Dataset items:
══════
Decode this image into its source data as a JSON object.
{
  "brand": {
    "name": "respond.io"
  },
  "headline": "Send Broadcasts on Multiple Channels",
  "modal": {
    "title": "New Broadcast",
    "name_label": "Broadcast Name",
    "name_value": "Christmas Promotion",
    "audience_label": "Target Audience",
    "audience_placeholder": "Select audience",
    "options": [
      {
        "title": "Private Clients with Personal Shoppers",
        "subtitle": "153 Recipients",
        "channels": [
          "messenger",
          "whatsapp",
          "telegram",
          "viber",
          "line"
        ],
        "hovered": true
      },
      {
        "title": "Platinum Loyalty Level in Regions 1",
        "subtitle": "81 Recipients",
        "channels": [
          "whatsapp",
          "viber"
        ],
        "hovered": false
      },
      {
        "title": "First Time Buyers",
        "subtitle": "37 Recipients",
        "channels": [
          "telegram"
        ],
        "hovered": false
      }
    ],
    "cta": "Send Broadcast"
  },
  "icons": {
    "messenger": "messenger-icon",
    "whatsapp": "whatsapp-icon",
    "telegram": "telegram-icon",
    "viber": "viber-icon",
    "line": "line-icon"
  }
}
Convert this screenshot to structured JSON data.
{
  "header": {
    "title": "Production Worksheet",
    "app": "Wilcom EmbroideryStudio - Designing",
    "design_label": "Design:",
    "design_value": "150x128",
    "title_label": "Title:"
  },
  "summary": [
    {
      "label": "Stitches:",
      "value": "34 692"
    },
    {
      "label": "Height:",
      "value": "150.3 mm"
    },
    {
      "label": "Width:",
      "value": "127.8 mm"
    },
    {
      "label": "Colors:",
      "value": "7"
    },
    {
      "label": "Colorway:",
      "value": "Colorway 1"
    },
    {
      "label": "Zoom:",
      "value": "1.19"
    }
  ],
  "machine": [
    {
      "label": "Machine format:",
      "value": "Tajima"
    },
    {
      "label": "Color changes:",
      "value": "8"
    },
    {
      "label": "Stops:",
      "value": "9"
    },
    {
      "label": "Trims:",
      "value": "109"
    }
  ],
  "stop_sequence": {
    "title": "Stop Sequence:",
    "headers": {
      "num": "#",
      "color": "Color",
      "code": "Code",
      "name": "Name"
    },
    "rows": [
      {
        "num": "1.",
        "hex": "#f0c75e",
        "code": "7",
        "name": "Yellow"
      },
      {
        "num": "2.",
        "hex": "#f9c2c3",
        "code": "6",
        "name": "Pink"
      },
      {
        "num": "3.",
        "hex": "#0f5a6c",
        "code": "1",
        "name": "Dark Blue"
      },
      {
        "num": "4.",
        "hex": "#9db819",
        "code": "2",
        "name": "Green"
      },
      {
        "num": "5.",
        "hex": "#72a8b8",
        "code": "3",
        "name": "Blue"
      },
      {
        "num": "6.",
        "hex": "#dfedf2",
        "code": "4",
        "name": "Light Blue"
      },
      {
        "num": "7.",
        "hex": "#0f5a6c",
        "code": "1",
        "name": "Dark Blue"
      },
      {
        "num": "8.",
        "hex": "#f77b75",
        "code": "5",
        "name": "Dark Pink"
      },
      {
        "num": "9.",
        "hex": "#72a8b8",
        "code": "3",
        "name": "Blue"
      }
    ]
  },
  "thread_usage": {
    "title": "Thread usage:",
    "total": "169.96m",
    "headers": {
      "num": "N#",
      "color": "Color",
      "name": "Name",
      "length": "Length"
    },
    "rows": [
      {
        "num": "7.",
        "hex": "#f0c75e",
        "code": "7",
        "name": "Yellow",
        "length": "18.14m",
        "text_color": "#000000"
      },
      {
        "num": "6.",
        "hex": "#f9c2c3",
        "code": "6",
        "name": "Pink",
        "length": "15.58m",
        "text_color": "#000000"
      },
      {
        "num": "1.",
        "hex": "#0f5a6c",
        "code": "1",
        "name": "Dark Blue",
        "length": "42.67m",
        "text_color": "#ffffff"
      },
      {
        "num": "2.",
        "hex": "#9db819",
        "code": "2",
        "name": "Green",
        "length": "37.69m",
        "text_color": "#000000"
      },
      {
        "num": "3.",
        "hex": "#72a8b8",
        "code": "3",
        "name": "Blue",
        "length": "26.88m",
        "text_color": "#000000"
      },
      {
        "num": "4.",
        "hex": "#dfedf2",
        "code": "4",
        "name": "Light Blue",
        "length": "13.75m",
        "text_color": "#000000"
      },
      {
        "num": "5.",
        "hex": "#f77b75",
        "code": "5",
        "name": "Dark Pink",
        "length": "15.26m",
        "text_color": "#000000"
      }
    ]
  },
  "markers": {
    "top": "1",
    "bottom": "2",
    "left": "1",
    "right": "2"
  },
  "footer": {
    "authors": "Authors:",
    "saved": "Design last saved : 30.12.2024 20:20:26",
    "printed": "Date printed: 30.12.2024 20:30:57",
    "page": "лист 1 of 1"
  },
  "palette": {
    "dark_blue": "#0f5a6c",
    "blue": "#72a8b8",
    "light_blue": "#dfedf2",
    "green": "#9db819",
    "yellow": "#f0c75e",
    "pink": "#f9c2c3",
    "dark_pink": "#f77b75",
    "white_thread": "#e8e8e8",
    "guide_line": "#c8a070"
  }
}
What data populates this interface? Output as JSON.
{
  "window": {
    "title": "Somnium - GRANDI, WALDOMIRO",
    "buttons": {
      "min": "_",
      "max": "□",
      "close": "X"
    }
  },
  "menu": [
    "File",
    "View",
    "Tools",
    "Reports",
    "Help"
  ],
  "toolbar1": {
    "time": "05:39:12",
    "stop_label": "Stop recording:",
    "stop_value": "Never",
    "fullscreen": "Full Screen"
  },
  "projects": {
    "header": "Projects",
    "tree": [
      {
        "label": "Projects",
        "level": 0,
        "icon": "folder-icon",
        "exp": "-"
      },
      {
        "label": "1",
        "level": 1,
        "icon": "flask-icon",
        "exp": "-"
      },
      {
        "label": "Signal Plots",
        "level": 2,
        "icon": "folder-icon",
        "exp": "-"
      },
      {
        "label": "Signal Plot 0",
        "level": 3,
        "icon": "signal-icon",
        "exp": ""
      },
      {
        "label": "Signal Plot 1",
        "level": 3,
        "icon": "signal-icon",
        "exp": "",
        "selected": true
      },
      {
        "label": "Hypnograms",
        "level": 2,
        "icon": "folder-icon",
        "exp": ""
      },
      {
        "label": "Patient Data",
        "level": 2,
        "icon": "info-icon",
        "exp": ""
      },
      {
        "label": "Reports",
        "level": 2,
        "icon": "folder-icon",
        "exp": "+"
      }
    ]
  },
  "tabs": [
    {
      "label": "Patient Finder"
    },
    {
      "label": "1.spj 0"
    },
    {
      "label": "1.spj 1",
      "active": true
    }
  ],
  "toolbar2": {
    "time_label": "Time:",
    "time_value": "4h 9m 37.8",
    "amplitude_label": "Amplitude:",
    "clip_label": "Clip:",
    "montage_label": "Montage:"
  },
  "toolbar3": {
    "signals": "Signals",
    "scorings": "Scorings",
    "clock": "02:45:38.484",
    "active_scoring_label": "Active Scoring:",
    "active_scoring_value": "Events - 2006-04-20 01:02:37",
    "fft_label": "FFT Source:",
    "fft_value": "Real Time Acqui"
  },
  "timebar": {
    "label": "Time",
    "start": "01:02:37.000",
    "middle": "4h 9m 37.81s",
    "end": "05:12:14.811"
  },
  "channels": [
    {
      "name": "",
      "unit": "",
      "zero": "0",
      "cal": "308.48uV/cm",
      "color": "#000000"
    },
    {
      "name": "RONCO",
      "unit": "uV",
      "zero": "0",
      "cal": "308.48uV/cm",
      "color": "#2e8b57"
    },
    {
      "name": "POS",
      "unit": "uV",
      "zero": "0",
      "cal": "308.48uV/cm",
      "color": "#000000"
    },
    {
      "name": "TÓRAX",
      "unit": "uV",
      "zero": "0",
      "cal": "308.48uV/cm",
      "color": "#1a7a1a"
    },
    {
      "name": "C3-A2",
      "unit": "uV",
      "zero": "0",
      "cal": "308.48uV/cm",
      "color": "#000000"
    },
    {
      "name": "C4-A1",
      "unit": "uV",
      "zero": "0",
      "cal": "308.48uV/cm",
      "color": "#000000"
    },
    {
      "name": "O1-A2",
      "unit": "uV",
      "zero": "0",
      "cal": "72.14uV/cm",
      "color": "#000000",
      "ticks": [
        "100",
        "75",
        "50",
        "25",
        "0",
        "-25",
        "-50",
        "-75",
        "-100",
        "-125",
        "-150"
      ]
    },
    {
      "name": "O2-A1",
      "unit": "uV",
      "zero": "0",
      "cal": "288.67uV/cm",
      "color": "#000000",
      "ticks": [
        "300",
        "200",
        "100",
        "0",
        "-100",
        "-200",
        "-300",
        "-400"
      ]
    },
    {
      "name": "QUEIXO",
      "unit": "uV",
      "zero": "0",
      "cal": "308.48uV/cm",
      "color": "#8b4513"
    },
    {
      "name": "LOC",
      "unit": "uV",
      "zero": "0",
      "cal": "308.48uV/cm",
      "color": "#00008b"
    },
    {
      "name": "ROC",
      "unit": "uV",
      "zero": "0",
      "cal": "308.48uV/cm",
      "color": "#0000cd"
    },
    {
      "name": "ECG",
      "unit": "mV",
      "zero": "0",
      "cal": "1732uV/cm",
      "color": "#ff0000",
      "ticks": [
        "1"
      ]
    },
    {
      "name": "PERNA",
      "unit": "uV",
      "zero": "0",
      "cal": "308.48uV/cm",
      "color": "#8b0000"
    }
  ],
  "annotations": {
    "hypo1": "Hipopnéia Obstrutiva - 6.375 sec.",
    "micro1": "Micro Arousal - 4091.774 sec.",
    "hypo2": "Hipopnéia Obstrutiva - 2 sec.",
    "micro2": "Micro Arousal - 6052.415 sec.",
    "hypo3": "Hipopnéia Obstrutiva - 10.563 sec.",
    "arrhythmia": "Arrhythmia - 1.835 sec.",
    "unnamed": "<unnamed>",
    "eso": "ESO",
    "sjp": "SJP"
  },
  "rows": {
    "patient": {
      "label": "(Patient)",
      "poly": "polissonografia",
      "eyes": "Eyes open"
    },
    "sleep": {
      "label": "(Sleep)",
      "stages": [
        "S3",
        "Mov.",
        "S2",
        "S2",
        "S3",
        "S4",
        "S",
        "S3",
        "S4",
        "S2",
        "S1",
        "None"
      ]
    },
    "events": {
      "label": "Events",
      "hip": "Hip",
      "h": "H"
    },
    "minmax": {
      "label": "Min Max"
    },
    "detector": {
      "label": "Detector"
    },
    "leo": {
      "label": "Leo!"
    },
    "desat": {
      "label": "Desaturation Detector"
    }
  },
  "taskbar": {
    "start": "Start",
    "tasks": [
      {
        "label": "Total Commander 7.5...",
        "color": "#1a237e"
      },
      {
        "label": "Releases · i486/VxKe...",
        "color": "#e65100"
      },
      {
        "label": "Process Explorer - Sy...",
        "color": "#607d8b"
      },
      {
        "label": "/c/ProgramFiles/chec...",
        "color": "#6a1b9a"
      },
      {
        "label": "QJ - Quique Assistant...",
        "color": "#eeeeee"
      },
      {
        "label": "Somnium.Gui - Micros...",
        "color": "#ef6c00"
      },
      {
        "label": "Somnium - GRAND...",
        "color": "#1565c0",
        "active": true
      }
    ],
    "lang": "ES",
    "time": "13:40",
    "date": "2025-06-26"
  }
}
══════
:: Short problem ::
Gather each line in the entries above where the string "messenger" is found.

:: Problem solution ::
          "messenger",
    "messenger": "messenger-icon",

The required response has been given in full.